Region and label listings

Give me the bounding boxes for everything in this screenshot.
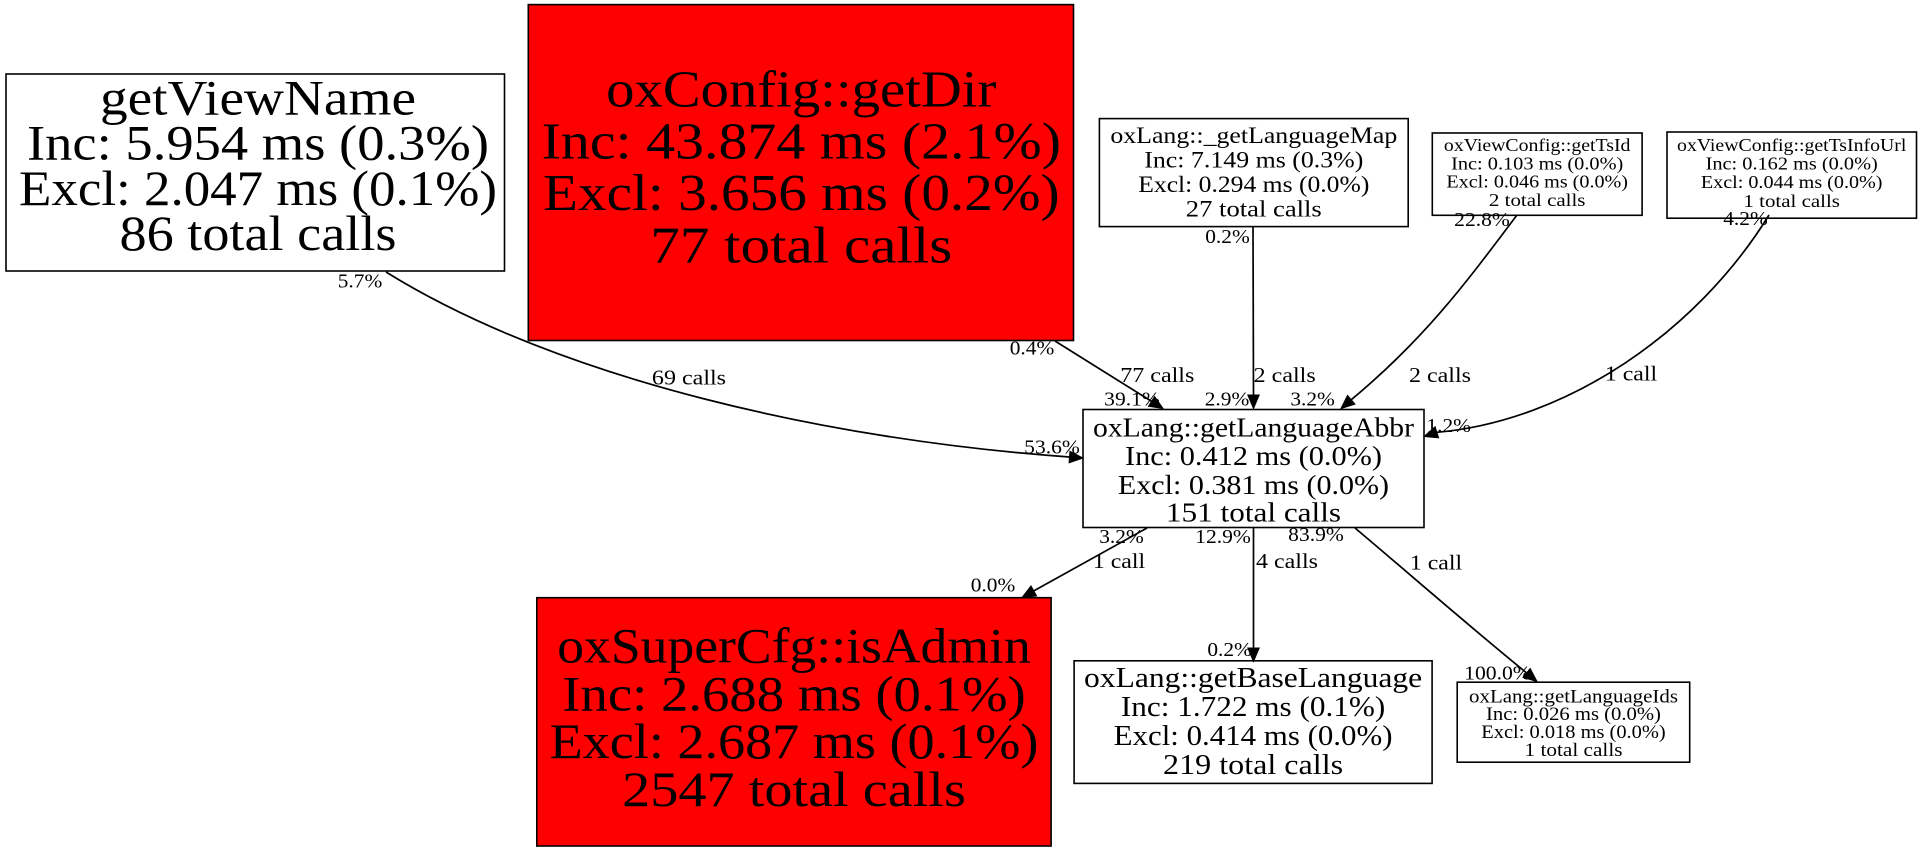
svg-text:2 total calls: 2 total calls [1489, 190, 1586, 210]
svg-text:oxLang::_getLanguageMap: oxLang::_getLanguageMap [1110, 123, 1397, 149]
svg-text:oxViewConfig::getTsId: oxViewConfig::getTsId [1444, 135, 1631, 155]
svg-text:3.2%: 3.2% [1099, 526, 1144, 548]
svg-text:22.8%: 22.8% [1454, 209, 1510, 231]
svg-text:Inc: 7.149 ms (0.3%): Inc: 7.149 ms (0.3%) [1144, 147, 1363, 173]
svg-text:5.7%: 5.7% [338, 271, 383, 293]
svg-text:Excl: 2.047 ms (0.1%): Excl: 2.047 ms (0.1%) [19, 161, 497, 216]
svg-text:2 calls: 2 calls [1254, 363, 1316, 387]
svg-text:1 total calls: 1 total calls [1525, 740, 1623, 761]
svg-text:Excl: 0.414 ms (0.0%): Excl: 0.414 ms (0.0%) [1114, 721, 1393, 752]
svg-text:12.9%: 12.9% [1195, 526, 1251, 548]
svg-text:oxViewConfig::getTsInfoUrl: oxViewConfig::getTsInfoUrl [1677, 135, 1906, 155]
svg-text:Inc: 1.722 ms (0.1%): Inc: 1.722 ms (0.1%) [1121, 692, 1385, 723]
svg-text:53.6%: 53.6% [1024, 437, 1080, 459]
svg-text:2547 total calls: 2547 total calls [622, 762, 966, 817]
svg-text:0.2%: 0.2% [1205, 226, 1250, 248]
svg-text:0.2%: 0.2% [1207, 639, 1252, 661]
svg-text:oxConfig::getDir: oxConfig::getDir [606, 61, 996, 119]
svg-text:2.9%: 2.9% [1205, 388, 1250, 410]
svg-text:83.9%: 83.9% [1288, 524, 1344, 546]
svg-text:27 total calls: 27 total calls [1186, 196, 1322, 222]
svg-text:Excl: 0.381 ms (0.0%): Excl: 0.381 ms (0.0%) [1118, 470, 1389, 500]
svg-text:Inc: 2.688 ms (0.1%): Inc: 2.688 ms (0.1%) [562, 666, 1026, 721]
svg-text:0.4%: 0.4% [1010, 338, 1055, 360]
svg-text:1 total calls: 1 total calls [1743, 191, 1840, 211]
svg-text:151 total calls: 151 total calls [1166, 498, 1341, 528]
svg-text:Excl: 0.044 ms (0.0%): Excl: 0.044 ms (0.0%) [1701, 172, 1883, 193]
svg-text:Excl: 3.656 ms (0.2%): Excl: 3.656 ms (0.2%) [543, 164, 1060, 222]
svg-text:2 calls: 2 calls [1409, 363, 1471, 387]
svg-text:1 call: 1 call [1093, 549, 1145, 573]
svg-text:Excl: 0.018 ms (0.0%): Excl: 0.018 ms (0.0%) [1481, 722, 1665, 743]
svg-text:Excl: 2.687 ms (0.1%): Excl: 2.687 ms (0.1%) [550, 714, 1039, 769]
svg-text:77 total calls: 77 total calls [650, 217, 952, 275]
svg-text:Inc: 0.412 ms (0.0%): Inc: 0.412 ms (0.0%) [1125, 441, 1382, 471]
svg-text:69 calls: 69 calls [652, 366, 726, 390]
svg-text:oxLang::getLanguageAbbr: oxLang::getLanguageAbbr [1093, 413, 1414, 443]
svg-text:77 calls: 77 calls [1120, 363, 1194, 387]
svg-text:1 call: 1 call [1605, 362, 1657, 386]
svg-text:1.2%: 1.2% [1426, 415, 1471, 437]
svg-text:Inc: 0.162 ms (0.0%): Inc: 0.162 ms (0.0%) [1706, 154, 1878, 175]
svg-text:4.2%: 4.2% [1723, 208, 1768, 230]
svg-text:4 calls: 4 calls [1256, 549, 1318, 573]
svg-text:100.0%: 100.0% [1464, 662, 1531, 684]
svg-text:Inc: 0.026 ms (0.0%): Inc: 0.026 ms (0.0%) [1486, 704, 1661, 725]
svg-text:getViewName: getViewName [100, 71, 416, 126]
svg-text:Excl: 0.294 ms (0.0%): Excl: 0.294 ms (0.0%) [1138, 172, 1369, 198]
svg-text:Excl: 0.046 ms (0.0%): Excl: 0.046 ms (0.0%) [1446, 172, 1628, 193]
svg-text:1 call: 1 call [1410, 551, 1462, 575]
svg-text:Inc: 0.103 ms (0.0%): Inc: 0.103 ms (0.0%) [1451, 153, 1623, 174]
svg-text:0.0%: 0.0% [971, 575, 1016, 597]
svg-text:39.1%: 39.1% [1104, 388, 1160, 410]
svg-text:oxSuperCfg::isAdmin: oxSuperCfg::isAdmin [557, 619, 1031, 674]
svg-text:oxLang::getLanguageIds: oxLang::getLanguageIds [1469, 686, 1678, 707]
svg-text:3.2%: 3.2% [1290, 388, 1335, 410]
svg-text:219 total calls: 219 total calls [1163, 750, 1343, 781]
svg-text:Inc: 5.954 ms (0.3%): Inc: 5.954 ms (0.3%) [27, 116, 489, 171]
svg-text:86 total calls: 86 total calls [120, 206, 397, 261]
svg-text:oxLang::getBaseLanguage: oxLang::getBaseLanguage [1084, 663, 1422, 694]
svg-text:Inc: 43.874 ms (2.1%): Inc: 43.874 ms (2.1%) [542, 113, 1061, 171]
* * *
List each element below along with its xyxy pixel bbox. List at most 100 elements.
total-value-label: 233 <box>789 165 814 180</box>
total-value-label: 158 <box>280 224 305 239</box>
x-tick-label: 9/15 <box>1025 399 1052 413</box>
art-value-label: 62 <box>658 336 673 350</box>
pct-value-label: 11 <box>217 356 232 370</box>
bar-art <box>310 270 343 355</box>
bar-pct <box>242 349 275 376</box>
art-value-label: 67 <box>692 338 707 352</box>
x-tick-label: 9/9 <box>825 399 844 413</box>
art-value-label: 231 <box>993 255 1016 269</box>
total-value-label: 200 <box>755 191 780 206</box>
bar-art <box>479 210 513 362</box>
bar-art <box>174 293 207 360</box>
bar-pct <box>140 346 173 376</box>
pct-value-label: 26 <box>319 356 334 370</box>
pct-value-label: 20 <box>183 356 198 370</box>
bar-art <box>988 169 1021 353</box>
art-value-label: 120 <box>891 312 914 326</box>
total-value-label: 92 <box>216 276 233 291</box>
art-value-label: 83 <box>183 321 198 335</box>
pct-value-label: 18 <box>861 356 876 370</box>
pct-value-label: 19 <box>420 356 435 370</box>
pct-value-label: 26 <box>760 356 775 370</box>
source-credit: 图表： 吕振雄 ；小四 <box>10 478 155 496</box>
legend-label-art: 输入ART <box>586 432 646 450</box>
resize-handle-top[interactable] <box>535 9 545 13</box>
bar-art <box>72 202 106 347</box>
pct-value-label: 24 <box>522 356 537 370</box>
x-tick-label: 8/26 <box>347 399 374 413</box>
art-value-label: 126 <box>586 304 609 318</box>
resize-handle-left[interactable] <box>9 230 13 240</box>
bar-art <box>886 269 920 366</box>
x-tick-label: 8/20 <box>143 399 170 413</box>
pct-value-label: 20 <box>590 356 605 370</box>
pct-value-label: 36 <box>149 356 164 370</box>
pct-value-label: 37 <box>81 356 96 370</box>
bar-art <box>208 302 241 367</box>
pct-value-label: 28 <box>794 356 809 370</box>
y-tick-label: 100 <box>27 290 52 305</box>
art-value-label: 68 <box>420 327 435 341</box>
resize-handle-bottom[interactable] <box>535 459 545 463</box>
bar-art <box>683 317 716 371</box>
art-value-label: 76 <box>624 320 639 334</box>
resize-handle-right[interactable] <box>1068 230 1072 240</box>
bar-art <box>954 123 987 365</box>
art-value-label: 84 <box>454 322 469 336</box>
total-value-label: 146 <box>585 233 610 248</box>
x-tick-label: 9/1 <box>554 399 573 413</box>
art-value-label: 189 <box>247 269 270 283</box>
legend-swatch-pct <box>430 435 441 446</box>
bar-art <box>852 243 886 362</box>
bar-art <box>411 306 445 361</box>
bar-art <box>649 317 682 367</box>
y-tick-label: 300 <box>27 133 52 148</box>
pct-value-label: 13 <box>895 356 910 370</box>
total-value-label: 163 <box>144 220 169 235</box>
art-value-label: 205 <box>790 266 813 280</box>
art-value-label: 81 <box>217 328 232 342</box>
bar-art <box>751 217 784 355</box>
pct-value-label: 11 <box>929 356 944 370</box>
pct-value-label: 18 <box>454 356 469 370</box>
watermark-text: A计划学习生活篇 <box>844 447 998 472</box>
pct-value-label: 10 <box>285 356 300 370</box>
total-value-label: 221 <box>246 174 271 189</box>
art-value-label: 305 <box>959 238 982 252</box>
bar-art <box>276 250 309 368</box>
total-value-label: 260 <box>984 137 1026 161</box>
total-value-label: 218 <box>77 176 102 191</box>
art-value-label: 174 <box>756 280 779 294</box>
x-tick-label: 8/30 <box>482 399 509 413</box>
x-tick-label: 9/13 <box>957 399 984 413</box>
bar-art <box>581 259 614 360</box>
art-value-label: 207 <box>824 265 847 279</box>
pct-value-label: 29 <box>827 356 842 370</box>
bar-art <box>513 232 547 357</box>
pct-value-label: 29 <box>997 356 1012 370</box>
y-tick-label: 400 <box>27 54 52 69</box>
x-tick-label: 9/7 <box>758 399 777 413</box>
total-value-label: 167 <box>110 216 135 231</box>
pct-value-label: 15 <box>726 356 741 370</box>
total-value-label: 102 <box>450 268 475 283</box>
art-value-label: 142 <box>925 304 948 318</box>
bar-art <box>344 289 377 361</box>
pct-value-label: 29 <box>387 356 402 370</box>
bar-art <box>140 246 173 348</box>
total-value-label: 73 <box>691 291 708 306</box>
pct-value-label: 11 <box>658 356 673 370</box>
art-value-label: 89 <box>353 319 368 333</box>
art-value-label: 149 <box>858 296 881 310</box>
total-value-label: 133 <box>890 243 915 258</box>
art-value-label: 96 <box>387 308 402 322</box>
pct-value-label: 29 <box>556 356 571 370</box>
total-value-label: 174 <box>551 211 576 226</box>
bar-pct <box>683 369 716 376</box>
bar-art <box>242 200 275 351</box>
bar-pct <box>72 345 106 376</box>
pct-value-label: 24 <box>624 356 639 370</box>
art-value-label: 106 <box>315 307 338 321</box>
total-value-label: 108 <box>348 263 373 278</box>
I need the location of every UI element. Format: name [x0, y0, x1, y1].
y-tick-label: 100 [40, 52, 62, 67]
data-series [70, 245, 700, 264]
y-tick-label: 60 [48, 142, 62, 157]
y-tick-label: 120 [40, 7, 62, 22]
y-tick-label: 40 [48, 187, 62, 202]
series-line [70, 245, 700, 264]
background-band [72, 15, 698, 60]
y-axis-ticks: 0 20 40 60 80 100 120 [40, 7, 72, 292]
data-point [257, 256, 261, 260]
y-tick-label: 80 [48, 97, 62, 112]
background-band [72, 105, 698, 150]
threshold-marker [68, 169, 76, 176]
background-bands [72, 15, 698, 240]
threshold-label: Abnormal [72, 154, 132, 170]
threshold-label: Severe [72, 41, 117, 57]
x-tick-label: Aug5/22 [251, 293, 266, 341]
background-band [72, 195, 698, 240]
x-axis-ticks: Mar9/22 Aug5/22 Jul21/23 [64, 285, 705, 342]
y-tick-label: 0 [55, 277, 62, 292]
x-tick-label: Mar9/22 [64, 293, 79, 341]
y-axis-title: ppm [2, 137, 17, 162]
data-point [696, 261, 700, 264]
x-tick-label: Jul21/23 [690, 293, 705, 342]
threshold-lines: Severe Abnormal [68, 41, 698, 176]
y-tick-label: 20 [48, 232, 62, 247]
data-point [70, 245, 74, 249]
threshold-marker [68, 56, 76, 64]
==
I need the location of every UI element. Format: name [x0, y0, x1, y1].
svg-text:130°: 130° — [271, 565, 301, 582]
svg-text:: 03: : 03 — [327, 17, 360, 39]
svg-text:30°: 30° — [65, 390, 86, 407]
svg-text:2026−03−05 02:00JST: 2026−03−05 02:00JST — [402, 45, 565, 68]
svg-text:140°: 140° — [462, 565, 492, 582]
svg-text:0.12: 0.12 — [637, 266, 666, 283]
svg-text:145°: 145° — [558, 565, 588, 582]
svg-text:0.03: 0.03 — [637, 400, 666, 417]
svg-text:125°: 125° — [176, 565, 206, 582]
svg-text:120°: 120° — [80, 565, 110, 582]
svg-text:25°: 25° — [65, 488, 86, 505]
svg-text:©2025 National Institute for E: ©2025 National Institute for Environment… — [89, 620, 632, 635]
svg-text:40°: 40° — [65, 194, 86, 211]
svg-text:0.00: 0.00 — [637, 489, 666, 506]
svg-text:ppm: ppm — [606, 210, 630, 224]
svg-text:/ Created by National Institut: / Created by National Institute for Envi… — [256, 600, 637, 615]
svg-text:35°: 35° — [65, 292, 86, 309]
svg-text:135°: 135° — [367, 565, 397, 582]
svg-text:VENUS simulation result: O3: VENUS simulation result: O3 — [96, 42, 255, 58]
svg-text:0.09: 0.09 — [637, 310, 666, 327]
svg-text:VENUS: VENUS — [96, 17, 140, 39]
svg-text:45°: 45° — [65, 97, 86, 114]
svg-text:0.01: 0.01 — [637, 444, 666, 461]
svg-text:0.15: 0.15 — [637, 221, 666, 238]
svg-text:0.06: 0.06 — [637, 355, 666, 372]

*BRIEF:* Reproduce the lines from the one containing "svg-text:2 total calls: 2" through the one containing "svg-text:1 call: 1 call [1093, 549, 1145, 573]", both included, without changing anything.

*TASK OUTPUT:*
svg-text:2 total calls: 2 total calls [1489, 190, 1586, 210]
svg-text:oxLang::_getLanguageMap: oxLang::_getLanguageMap [1110, 123, 1397, 149]
svg-text:oxViewConfig::getTsId: oxViewConfig::getTsId [1444, 135, 1631, 155]
svg-text:3.2%: 3.2% [1099, 526, 1144, 548]
svg-text:22.8%: 22.8% [1454, 209, 1510, 231]
svg-text:Inc: 7.149 ms (0.3%): Inc: 7.149 ms (0.3%) [1144, 147, 1363, 173]
svg-text:5.7%: 5.7% [338, 271, 383, 293]
svg-text:Excl: 2.047 ms (0.1%): Excl: 2.047 ms (0.1%) [19, 161, 497, 216]
svg-text:2 calls: 2 calls [1254, 363, 1316, 387]
svg-text:1 total calls: 1 total calls [1525, 740, 1623, 761]
svg-text:Excl: 0.414 ms (0.0%): Excl: 0.414 ms (0.0%) [1114, 721, 1393, 752]
svg-text:12.9%: 12.9% [1195, 526, 1251, 548]
svg-text:oxViewConfig::getTsInfoUrl: oxViewConfig::getTsInfoUrl [1677, 135, 1906, 155]
svg-text:Inc: 1.722 ms (0.1%): Inc: 1.722 ms (0.1%) [1121, 692, 1385, 723]
svg-text:53.6%: 53.6% [1024, 437, 1080, 459]
svg-text:2547 total calls: 2547 total calls [622, 762, 966, 817]
svg-text:0.2%: 0.2% [1205, 226, 1250, 248]
svg-text:0.2%: 0.2% [1207, 639, 1252, 661]
svg-text:oxConfig::getDir: oxConfig::getDir [606, 61, 996, 119]
svg-text:2.9%: 2.9% [1205, 388, 1250, 410]
svg-text:83.9%: 83.9% [1288, 524, 1344, 546]
svg-text:27 total calls: 27 total calls [1186, 196, 1322, 222]
svg-text:Excl: 0.381 ms (0.0%): Excl: 0.381 ms (0.0%) [1118, 470, 1389, 500]
svg-text:Inc: 2.688 ms (0.1%): Inc: 2.688 ms (0.1%) [562, 666, 1026, 721]
svg-text:0.4%: 0.4% [1010, 338, 1055, 360]
svg-text:1 total calls: 1 total calls [1743, 191, 1840, 211]
svg-text:151 total calls: 151 total calls [1166, 498, 1341, 528]
svg-text:Excl: 0.044 ms (0.0%): Excl: 0.044 ms (0.0%) [1701, 172, 1883, 193]
svg-text:Excl: 3.656 ms (0.2%): Excl: 3.656 ms (0.2%) [543, 164, 1060, 222]
svg-text:2 calls: 2 calls [1409, 363, 1471, 387]
svg-text:1 call: 1 call [1093, 549, 1145, 573]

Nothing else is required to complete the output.